Objective
Set down every record once more, exactly as given.

## START Records for processing

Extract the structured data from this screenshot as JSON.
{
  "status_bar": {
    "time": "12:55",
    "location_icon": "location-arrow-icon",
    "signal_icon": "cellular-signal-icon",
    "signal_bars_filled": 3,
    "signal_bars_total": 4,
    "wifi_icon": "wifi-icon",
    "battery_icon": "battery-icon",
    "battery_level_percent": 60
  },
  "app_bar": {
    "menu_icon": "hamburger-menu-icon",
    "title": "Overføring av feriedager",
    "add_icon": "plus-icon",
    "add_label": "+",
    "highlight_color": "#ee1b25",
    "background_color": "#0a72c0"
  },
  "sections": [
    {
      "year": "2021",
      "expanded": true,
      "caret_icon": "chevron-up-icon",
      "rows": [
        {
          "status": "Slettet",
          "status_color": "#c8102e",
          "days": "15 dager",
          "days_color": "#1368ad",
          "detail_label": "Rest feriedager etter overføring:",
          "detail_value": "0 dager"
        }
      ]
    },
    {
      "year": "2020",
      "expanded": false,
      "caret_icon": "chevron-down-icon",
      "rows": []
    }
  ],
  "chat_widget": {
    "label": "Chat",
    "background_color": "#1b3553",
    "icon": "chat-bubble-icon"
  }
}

## END Records for processing

Output below
Extract the structured data from this screenshot as JSON.
{
  "status_bar": {
    "time": "12:55",
    "location_icon": "location-arrow-icon",
    "signal_icon": "cellular-signal-icon",
    "signal_bars_filled": 3,
    "signal_bars_total": 4,
    "wifi_icon": "wifi-icon",
    "battery_icon": "battery-icon",
    "battery_level_percent": 60
  },
  "app_bar": {
    "menu_icon": "hamburger-menu-icon",
    "title": "Overføring av feriedager",
    "add_icon": "plus-icon",
    "add_label": "+",
    "highlight_color": "#ee1b25",
    "background_color": "#0a72c0"
  },
  "sections": [
    {
      "year": "2021",
      "expanded": true,
      "caret_icon": "chevron-up-icon",
      "rows": [
        {
          "status": "Slettet",
          "status_color": "#c8102e",
          "days": "15 dager",
          "days_color": "#1368ad",
          "detail_label": "Rest feriedager etter overføring:",
          "detail_value": "0 dager"
        }
      ]
    },
    {
      "year": "2020",
      "expanded": false,
      "caret_icon": "chevron-down-icon",
      "rows": []
    }
  ],
  "chat_widget": {
    "label": "Chat",
    "background_color": "#1b3553",
    "icon": "chat-bubble-icon"
  }
}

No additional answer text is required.